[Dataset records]
________________________
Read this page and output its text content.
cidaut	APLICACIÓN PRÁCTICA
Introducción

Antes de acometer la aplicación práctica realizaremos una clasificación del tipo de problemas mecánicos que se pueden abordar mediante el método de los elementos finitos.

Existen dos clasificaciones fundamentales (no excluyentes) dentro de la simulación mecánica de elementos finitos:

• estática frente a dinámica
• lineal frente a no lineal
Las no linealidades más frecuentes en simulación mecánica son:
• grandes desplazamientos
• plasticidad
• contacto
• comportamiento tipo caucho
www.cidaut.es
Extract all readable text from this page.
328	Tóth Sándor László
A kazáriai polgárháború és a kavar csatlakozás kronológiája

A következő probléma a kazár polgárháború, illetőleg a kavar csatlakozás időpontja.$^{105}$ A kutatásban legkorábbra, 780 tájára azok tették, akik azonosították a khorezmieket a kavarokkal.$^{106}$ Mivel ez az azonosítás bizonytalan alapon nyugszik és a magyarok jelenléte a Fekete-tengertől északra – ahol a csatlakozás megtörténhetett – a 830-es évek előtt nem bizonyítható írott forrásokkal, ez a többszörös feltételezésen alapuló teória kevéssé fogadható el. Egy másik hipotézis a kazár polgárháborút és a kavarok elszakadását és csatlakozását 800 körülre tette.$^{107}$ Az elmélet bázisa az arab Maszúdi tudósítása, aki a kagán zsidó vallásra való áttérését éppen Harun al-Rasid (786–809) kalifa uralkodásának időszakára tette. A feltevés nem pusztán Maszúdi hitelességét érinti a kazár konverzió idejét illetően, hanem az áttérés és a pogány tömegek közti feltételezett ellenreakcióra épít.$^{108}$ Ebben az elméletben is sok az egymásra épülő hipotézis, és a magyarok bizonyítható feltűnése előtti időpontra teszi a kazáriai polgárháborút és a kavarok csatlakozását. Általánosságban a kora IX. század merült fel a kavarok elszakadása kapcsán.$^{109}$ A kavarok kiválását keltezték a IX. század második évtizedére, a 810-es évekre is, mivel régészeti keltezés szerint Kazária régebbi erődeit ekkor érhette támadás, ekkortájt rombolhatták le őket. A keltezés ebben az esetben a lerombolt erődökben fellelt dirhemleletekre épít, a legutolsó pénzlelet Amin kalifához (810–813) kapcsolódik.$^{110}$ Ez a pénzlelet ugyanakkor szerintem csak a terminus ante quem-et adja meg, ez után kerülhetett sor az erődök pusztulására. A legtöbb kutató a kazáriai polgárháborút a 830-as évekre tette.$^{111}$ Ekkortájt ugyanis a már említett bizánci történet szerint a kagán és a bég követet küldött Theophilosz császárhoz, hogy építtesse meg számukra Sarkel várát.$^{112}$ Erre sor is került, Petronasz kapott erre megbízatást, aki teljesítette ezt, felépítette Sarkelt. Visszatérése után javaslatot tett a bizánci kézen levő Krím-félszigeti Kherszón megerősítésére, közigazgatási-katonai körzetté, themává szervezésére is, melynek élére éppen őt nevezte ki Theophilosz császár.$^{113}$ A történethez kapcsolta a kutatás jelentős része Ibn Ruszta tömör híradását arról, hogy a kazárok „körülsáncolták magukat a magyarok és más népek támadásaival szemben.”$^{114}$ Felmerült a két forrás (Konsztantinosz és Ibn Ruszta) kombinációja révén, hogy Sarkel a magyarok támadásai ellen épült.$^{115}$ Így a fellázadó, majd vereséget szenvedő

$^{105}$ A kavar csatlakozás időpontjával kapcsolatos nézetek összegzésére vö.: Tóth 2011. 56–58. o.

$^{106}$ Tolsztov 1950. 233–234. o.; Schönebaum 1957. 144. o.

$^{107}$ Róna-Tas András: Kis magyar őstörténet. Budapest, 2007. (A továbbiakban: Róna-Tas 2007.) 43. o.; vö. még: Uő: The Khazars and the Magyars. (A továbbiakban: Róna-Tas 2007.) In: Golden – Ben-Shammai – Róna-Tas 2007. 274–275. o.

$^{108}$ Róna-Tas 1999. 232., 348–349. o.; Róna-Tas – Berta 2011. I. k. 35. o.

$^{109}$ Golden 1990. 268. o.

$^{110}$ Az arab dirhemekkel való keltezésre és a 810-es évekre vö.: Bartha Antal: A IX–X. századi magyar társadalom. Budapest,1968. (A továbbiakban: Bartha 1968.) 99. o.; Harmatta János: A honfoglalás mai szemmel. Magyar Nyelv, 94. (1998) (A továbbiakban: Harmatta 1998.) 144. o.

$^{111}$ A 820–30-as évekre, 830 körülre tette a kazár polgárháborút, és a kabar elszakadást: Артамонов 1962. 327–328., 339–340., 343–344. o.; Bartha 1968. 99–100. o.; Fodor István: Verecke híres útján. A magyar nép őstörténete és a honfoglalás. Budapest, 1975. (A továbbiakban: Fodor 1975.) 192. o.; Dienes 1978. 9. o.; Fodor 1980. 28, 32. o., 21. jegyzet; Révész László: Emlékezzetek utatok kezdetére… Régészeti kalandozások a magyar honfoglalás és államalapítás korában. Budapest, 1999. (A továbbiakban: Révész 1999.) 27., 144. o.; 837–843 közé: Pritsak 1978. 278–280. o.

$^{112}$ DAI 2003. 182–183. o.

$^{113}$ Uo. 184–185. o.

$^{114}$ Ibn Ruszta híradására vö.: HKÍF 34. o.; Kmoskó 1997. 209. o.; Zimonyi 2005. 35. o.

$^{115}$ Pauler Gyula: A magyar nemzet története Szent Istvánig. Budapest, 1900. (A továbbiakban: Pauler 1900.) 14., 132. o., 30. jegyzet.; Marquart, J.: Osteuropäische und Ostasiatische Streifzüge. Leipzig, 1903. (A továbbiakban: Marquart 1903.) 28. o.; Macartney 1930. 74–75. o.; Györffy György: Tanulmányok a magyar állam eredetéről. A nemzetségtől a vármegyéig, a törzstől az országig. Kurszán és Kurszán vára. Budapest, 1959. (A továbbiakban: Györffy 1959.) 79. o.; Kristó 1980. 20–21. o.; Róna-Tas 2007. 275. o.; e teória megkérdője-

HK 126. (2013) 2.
________________________
= EXERCISE INSTRUCTIONS =
Each line must be given again exactly as written above.

= SOLUTION FOR THIS EXERCISE =
Read this page and output its text content.
cidaut	APLICACIÓN PRÁCTICA
Introducción

Antes de acometer la aplicación práctica realizaremos una clasificación del tipo de problemas mecánicos que se pueden abordar mediante el método de los elementos finitos.

Existen dos clasificaciones fundamentales (no excluyentes) dentro de la simulación mecánica de elementos finitos:

• estática frente a dinámica
• lineal frente a no lineal
Las no linealidades más frecuentes en simulación mecánica son:
• grandes desplazamientos
• plasticidad
• contacto
• comportamiento tipo caucho
www.cidaut.es
Extract all readable text from this page.
328	Tóth Sándor László
A kazáriai polgárháború és a kavar csatlakozás kronológiája

A következő probléma a kazár polgárháború, illetőleg a kavar csatlakozás időpontja.$^{105}$ A kutatásban legkorábbra, 780 tájára azok tették, akik azonosították a khorezmieket a kavarokkal.$^{106}$ Mivel ez az azonosítás bizonytalan alapon nyugszik és a magyarok jelenléte a Fekete-tengertől északra – ahol a csatlakozás megtörténhetett – a 830-es évek előtt nem bizonyítható írott forrásokkal, ez a többszörös feltételezésen alapuló teória kevéssé fogadható el. Egy másik hipotézis a kazár polgárháborút és a kavarok elszakadását és csatlakozását 800 körülre tette.$^{107}$ Az elmélet bázisa az arab Maszúdi tudósítása, aki a kagán zsidó vallásra való áttérését éppen Harun al-Rasid (786–809) kalifa uralkodásának időszakára tette. A feltevés nem pusztán Maszúdi hitelességét érinti a kazár konverzió idejét illetően, hanem az áttérés és a pogány tömegek közti feltételezett ellenreakcióra épít.$^{108}$ Ebben az elméletben is sok az egymásra épülő hipotézis, és a magyarok bizonyítható feltűnése előtti időpontra teszi a kazáriai polgárháborút és a kavarok csatlakozását. Általánosságban a kora IX. század merült fel a kavarok elszakadása kapcsán.$^{109}$ A kavarok kiválását keltezték a IX. század második évtizedére, a 810-es évekre is, mivel régészeti keltezés szerint Kazária régebbi erődeit ekkor érhette támadás, ekkortájt rombolhatták le őket. A keltezés ebben az esetben a lerombolt erődökben fellelt dirhemleletekre épít, a legutolsó pénzlelet Amin kalifához (810–813) kapcsolódik.$^{110}$ Ez a pénzlelet ugyanakkor szerintem csak a terminus ante quem-et adja meg, ez után kerülhetett sor az erődök pusztulására. A legtöbb kutató a kazáriai polgárháborút a 830-as évekre tette.$^{111}$ Ekkortájt ugyanis a már említett bizánci történet szerint a kagán és a bég követet küldött Theophilosz császárhoz, hogy építtesse meg számukra Sarkel várát.$^{112}$ Erre sor is került, Petronasz kapott erre megbízatást, aki teljesítette ezt, felépítette Sarkelt. Visszatérése után javaslatot tett a bizánci kézen levő Krím-félszigeti Kherszón megerősítésére, közigazgatási-katonai körzetté, themává szervezésére is, melynek élére éppen őt nevezte ki Theophilosz császár.$^{113}$ A történethez kapcsolta a kutatás jelentős része Ibn Ruszta tömör híradását arról, hogy a kazárok „körülsáncolták magukat a magyarok és más népek támadásaival szemben.”$^{114}$ Felmerült a két forrás (Konsztantinosz és Ibn Ruszta) kombinációja révén, hogy Sarkel a magyarok támadásai ellen épült.$^{115}$ Így a fellázadó, majd vereséget szenvedő

$^{105}$ A kavar csatlakozás időpontjával kapcsolatos nézetek összegzésére vö.: Tóth 2011. 56–58. o.

$^{106}$ Tolsztov 1950. 233–234. o.; Schönebaum 1957. 144. o.

$^{107}$ Róna-Tas András: Kis magyar őstörténet. Budapest, 2007. (A továbbiakban: Róna-Tas 2007.) 43. o.; vö. még: Uő: The Khazars and the Magyars. (A továbbiakban: Róna-Tas 2007.) In: Golden – Ben-Shammai – Róna-Tas 2007. 274–275. o.

$^{108}$ Róna-Tas 1999. 232., 348–349. o.; Róna-Tas – Berta 2011. I. k. 35. o.

$^{109}$ Golden 1990. 268. o.

$^{110}$ Az arab dirhemekkel való keltezésre és a 810-es évekre vö.: Bartha Antal: A IX–X. századi magyar társadalom. Budapest,1968. (A továbbiakban: Bartha 1968.) 99. o.; Harmatta János: A honfoglalás mai szemmel. Magyar Nyelv, 94. (1998) (A továbbiakban: Harmatta 1998.) 144. o.

$^{111}$ A 820–30-as évekre, 830 körülre tette a kazár polgárháborút, és a kabar elszakadást: Артамонов 1962. 327–328., 339–340., 343–344. o.; Bartha 1968. 99–100. o.; Fodor István: Verecke híres útján. A magyar nép őstörténete és a honfoglalás. Budapest, 1975. (A továbbiakban: Fodor 1975.) 192. o.; Dienes 1978. 9. o.; Fodor 1980. 28, 32. o., 21. jegyzet; Révész László: Emlékezzetek utatok kezdetére… Régészeti kalandozások a magyar honfoglalás és államalapítás korában. Budapest, 1999. (A továbbiakban: Révész 1999.) 27., 144. o.; 837–843 közé: Pritsak 1978. 278–280. o.

$^{112}$ DAI 2003. 182–183. o.

$^{113}$ Uo. 184–185. o.

$^{114}$ Ibn Ruszta híradására vö.: HKÍF 34. o.; Kmoskó 1997. 209. o.; Zimonyi 2005. 35. o.

$^{115}$ Pauler Gyula: A magyar nemzet története Szent Istvánig. Budapest, 1900. (A továbbiakban: Pauler 1900.) 14., 132. o., 30. jegyzet.; Marquart, J.: Osteuropäische und Ostasiatische Streifzüge. Leipzig, 1903. (A továbbiakban: Marquart 1903.) 28. o.; Macartney 1930. 74–75. o.; Györffy György: Tanulmányok a magyar állam eredetéről. A nemzetségtől a vármegyéig, a törzstől az országig. Kurszán és Kurszán vára. Budapest, 1959. (A továbbiakban: Györffy 1959.) 79. o.; Kristó 1980. 20–21. o.; Róna-Tas 2007. 275. o.; e teória megkérdője-

HK 126. (2013) 2.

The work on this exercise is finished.